Supplied material:
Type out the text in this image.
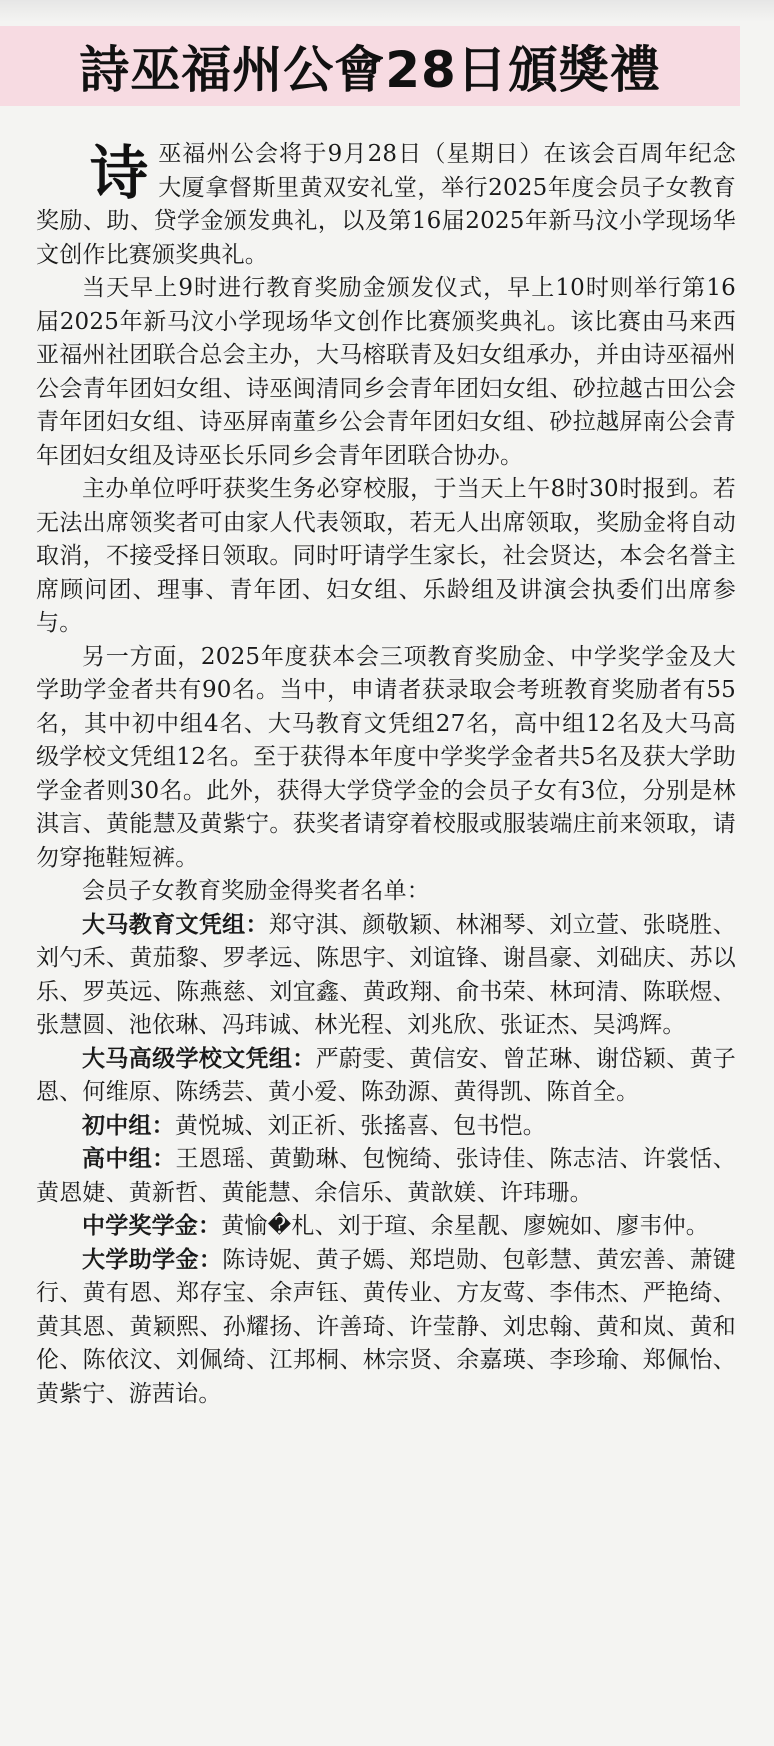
詩巫福州公會28日頒獎禮

诗巫福州公会将于9月28日（星期日）在该会百周年纪念大厦拿督斯里黄双安礼堂，举行2025年度会员子女教育奖励、助、贷学金颁发典礼，以及第16届2025年新马汶小学现场华文创作比赛颁奖典礼。

当天早上9时进行教育奖励金颁发仪式，早上10时则举行第16届2025年新马汶小学现场华文创作比赛颁奖典礼。该比赛由马来西亚福州社团联合总会主办，大马榕联青及妇女组承办，并由诗巫福州公会青年团妇女组、诗巫闽清同乡会青年团妇女组、砂拉越古田公会青年团妇女组、诗巫屏南董乡公会青年团妇女组、砂拉越屏南公会青年团妇女组及诗巫长乐同乡会青年团联合协办。

主办单位呼吁获奖生务必穿校服，于当天上午8时30时报到。若无法出席领奖者可由家人代表领取，若无人出席领取，奖励金将自动取消，不接受择日领取。同时吁请学生家长，社会贤达，本会名誉主席顾问团、理事、青年团、妇女组、乐龄组及讲演会执委们出席参与。

另一方面，2025年度获本会三项教育奖励金、中学奖学金及大学助学金者共有90名。当中，申请者获录取会考班教育奖励者有55名，其中初中组4名、大马教育文凭组27名，高中组12名及大马高级学校文凭组12名。至于获得本年度中学奖学金者共5名及获大学助学金者则30名。此外，获得大学贷学金的会员子女有3位，分别是林淇言、黄能慧及黄紫宁。获奖者请穿着校服或服装端庄前来领取，请勿穿拖鞋短裤。

会员子女教育奖励金得奖者名单：

大马教育文凭组：郑守淇、颜敬颖、林湘琴、刘立萱、张晓胜、刘勺禾、黄茄黎、罗孝远、陈思宇、刘谊锋、谢昌豪、刘础庆、苏以乐、罗英远、陈燕慈、刘宜鑫、黄政翔、俞书荣、林珂清、陈联煜、张慧圆、池依琳、冯玮诚、林光程、刘兆欣、张证杰、吴鸿辉。

大马高级学校文凭组：严蔚雯、黄信安、曾芷琳、谢岱颖、黄子恩、何维原、陈绣芸、黄小爱、陈劲源、黄得凯、陈首全。

初中组：黄悦城、刘正祈、张搖喜、包书恺。

高中组：王恩瑶、黄勤琳、包惋绮、张诗佳、陈志洁、许裳恬、黄恩婕、黄新哲、黄能慧、余信乐、黄歆媄、许玮珊。

中学奖学金：黄愉�札、刘于瑄、余星靓、廖婉如、廖韦仲。

大学助学金：陈诗妮、黄子嫣、郑垲勋、包彰慧、黄宏善、萧键行、黄有恩、郑存宝、余声钰、黄传业、方友莺、李伟杰、严艳绮、黄其恩、黄颖熙、孙耀扬、许善琦、许莹静、刘忠翰、黄和岚、黄和伦、陈依汶、刘佩绮、江邦桐、林宗贤、余嘉瑛、李珍瑜、郑佩怡、黄紫宁、游茜诒。
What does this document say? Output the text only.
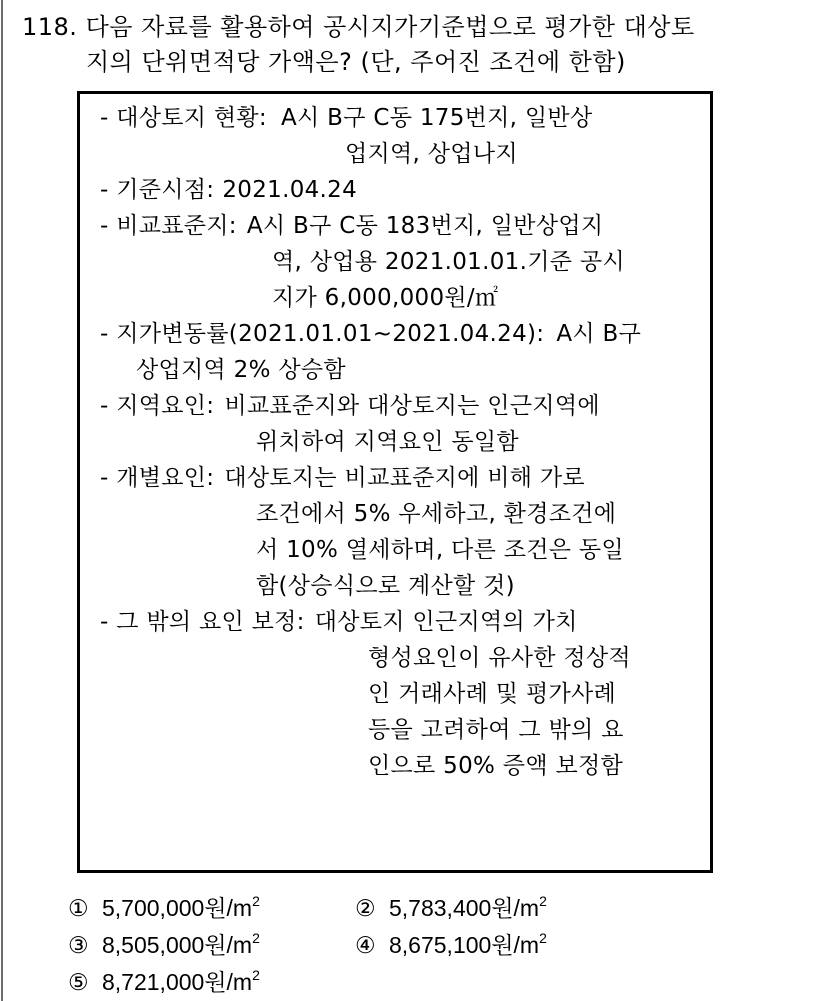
118. 다음 자료를 활용하여 공시지가기준법으로 평가한 대상토
지의 단위면적당 가액은? (단, 주어진 조건에 한함)
- 대상토지 현황: A시 B구 C동 175번지, 일반상
업지역, 상업나지
- 기준시점: 2021.04.24
- 비교표준지: A시 B구 C동 183번지, 일반상업지
역, 상업용 2021.01.01.기준 공시
지가 6,000,000원/㎡
- 지가변동률(2021.01.01~2021.04.24): A시 B구
상업지역 2% 상승함
- 지역요인: 비교표준지와 대상토지는 인근지역에
위치하여 지역요인 동일함
- 개별요인: 대상토지는 비교표준지에 비해 가로
조건에서 5% 우세하고, 환경조건에
서 10% 열세하며, 다른 조건은 동일
함(상승식으로 계산할 것)
- 그 밖의 요인 보정: 대상토지 인근지역의 가치
형성요인이 유사한 정상적
인 거래사례 및 평가사례
등을 고려하여 그 밖의 요
인으로 50% 증액 보정함
① 5,700,000원$/m^2$	② 5,783,400원$/m^2$
③ 8,505,000원$/m^2$	④ 8,675,100원$/m^2$
⑤ 8,721,000원$/m^2$
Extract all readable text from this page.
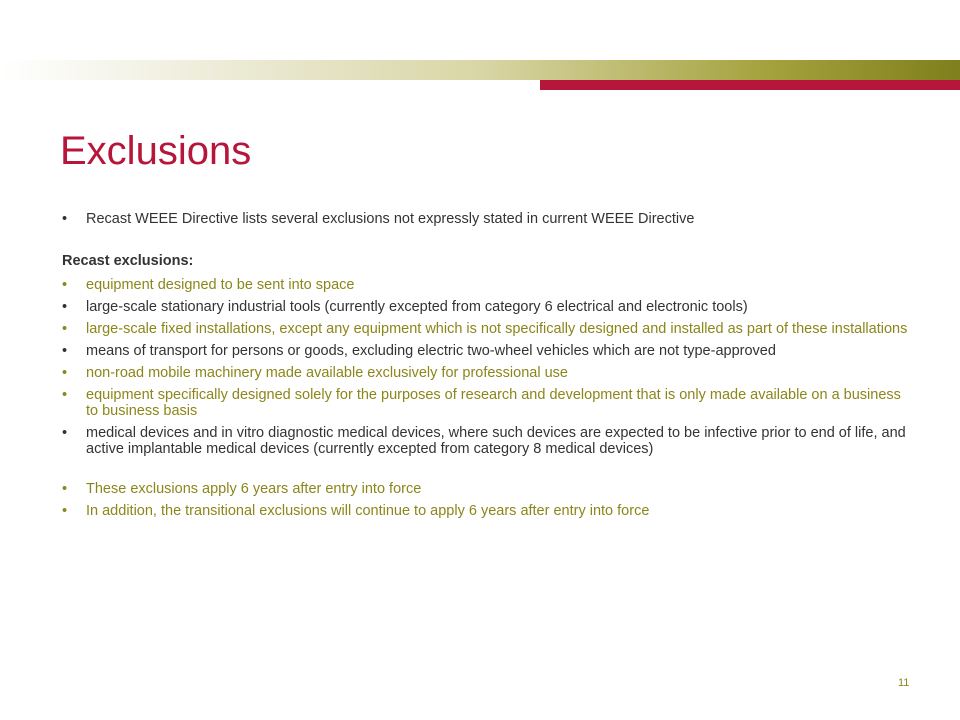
Exclusions
• Recast WEEE Directive lists several exclusions not expressly stated in current WEEE Directive
Recast exclusions:
• equipment designed to be sent into space
• large-scale stationary industrial tools (currently excepted from category 6 electrical and electronic tools)
• large-scale fixed installations, except any equipment which is not specifically designed and installed as part of these installations
• means of transport for persons or goods, excluding electric two-wheel vehicles which are not type-approved
• non-road mobile machinery made available exclusively for professional use
• equipment specifically designed solely for the purposes of research and development that is only made available on a business to business basis
• medical devices and in vitro diagnostic medical devices, where such devices are expected to be infective prior to end of life, and active implantable medical devices (currently excepted from category 8 medical devices)
• These exclusions apply 6 years after entry into force
• In addition, the transitional exclusions will continue to apply 6 years after entry into force
11
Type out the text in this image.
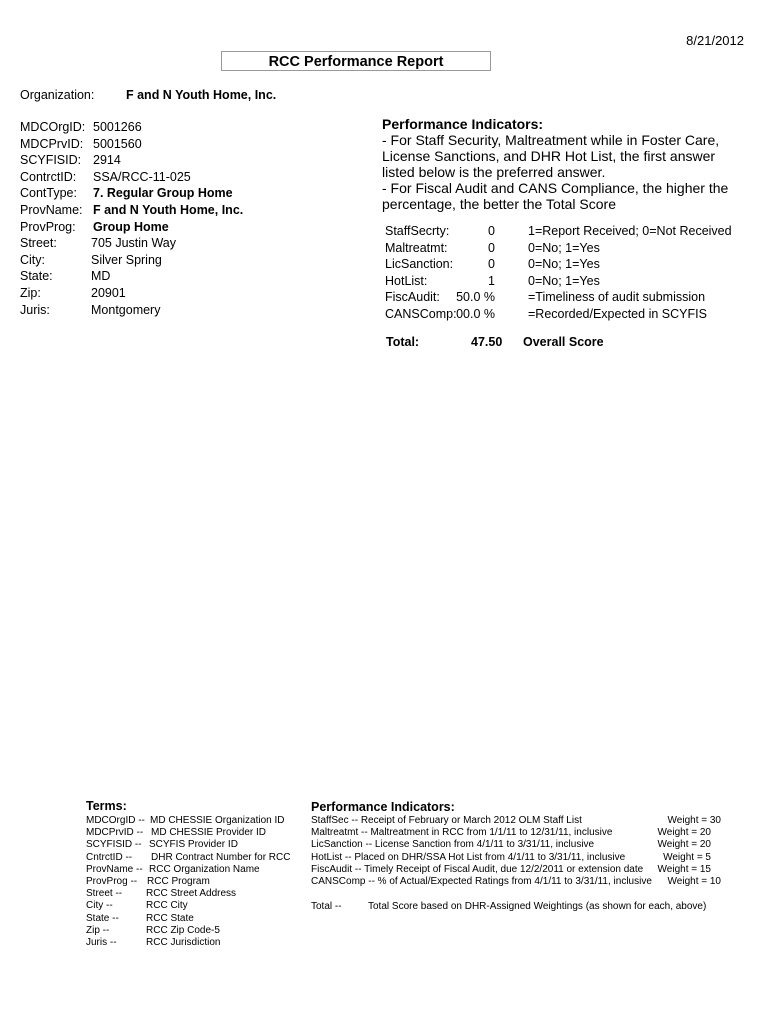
8/21/2012
RCC Performance Report
Organization:	F and N Youth Home, Inc.
MDCOrgID: 5001266
MDCPrvID: 5001560
SCYFISID: 2914
ContrctID: SSA/RCC-11-025
ContType: 7. Regular Group Home
ProvName: F and N Youth Home, Inc.
ProvProg: Group Home
Street:	705 Justin Way
City:	Silver Spring
State:	MD
Zip:	20901
Juris:	Montgomery
Performance Indicators:
- For Staff Security, Maltreatment while in Foster Care, License Sanctions, and DHR Hot List, the first answer listed below is the preferred answer.
- For Fiscal Audit and CANS Compliance, the higher the percentage, the better the Total Score
StaffSecrty:	0	1=Report Received; 0=Not Received
Maltreatmt:	0	0=No; 1=Yes
LicSanction:	0	0=No; 1=Yes
HotList:	1	0=No; 1=Yes
FiscAudit: 50.0 %	=Timeliness of audit submission
CANSComp: 00.0 %	=Recorded/Expected in SCYFIS
Total:	47.50 Overall Score
Terms:
MDCOrgID -- MD CHESSIE Organization ID
MDCPrvID -- MD CHESSIE Provider ID
SCYFISID -- SCYFIS Provider ID
CntrctID -- DHR Contract Number for RCC
ProvName -- RCC Organization Name
ProvProg -- RCC Program
Street -- RCC Street Address
City --	RCC City
State --	RCC State
Zip --	RCC Zip Code-5
Juris --	RCC Jurisdiction
Performance Indicators:
StaffSec -- Receipt of February or March 2012 OLM Staff List	Weight = 30
Maltreatmt -- Maltreatment in RCC from 1/1/11 to 12/31/11, inclusive	Weight = 20
LicSanction -- License Sanction from 4/1/11 to 3/31/11, inclusive	Weight = 20
HotList -- Placed on DHR/SSA Hot List from 4/1/11 to 3/31/11, inclusive	Weight = 5
FiscAudit -- Timely Receipt of Fiscal Audit, due 12/2/2011 or extension date Weight = 15
CANSComp -- % of Actual/Expected Ratings from 4/1/11 to 3/31/11, inclusive Weight = 10
Total --	Total Score based on DHR-Assigned Weightings (as shown for each, above)
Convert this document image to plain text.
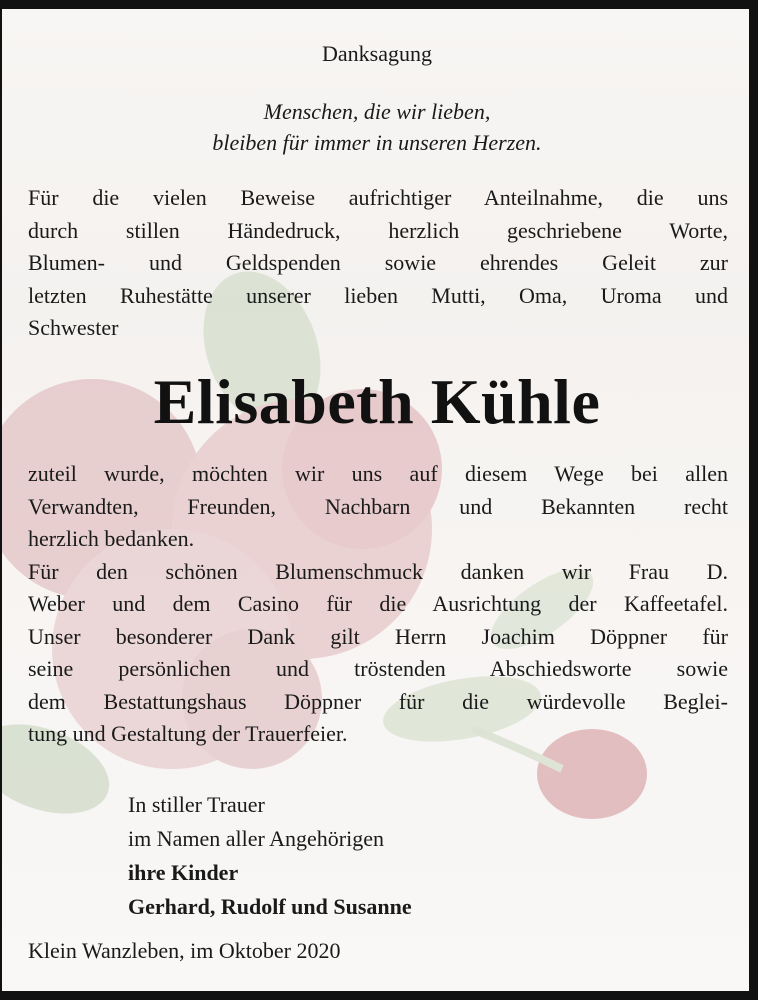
Danksagung
Menschen, die wir lieben,
bleiben für immer in unseren Herzen.
Für die vielen Beweise aufrichtiger Anteilnahme, die uns
durch stillen Händedruck, herzlich geschriebene Worte,
Blumen- und Geldspenden sowie ehrendes Geleit zur
letzten Ruhestätte unserer lieben Mutti, Oma, Uroma und
Schwester
Elisabeth Kühle
zuteil wurde, möchten wir uns auf diesem Wege bei allen
Verwandten, Freunden, Nachbarn und Bekannten recht
herzlich bedanken.
Für den schönen Blumenschmuck danken wir Frau D.
Weber und dem Casino für die Ausrichtung der Kaffeetafel.
Unser besonderer Dank gilt Herrn Joachim Döppner für
seine persönlichen und tröstenden Abschiedsworte sowie
dem Bestattungshaus Döppner für die würdevolle Beglei-
tung und Gestaltung der Trauerfeier.
In stiller Trauer
im Namen aller Angehörigen
ihre Kinder
Gerhard, Rudolf und Susanne
Klein Wanzleben, im Oktober 2020
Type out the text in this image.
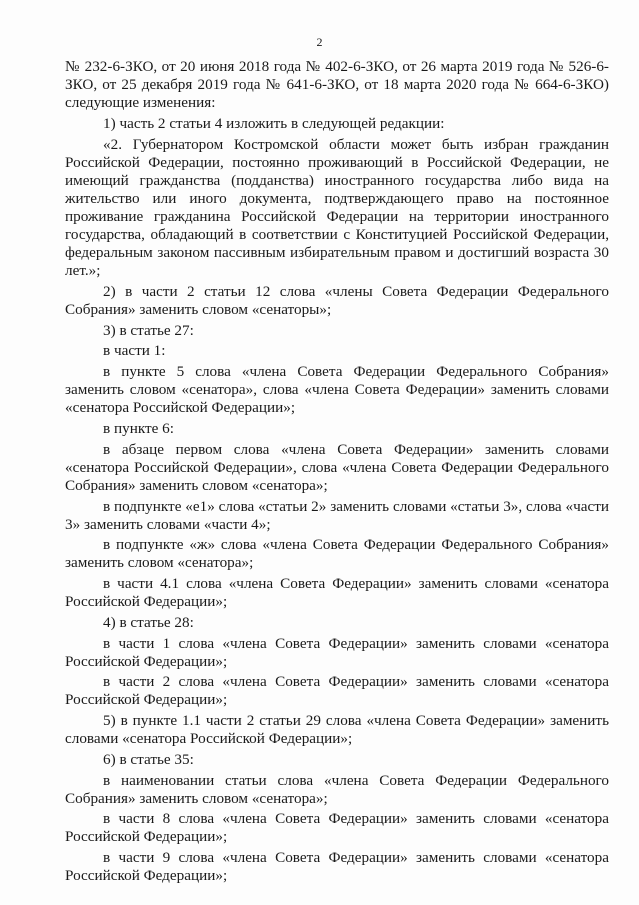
2

№ 232-6-ЗКО, от 20 июня 2018 года № 402-6-ЗКО, от 26 марта 2019 года № 526-6-ЗКО, от 25 декабря 2019 года № 641-6-ЗКО, от 18 марта 2020 года № 664-6-ЗКО) следующие изменения:

1) часть 2 статьи 4 изложить в следующей редакции:

«2. Губернатором Костромской области может быть избран гражданин Российской Федерации, постоянно проживающий в Российской Федерации, не имеющий гражданства (подданства) иностранного государства либо вида на жительство или иного документа, подтверждающего право на постоянное проживание гражданина Российской Федерации на территории иностранного государства, обладающий в соответствии с Конституцией Российской Федерации, федеральным законом пассивным избирательным правом и достигший возраста 30 лет.»;

2) в части 2 статьи 12 слова «члены Совета Федерации Федерального Собрания» заменить словом «сенаторы»;

3) в статье 27:

в части 1:

в пункте 5 слова «члена Совета Федерации Федерального Собрания» заменить словом «сенатора», слова «члена Совета Федерации» заменить словами «сенатора Российской Федерации»;

в пункте 6:

в абзаце первом слова «члена Совета Федерации» заменить словами «сенатора Российской Федерации», слова «члена Совета Федерации Федерального Собрания» заменить словом «сенатора»;

в подпункте «е1» слова «статьи 2» заменить словами «статьи 3», слова «части 3» заменить словами «части 4»;

в подпункте «ж» слова «члена Совета Федерации Федерального Собрания» заменить словом «сенатора»;

в части 4.1 слова «члена Совета Федерации» заменить словами «сенатора Российской Федерации»;

4) в статье 28:

в части 1 слова «члена Совета Федерации» заменить словами «сенатора Российской Федерации»;

в части 2 слова «члена Совета Федерации» заменить словами «сенатора Российской Федерации»;

5) в пункте 1.1 части 2 статьи 29 слова «члена Совета Федерации» заменить словами «сенатора Российской Федерации»;

6) в статье 35:

в наименовании статьи слова «члена Совета Федерации Федерального Собрания» заменить словом «сенатора»;

в части 8 слова «члена Совета Федерации» заменить словами «сенатора Российской Федерации»;

в части 9 слова «члена Совета Федерации» заменить словами «сенатора Российской Федерации»;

What is asked:
Tally how many lines of the records hold the word "LicSanction". Answer with the number only.

Output of the task:
2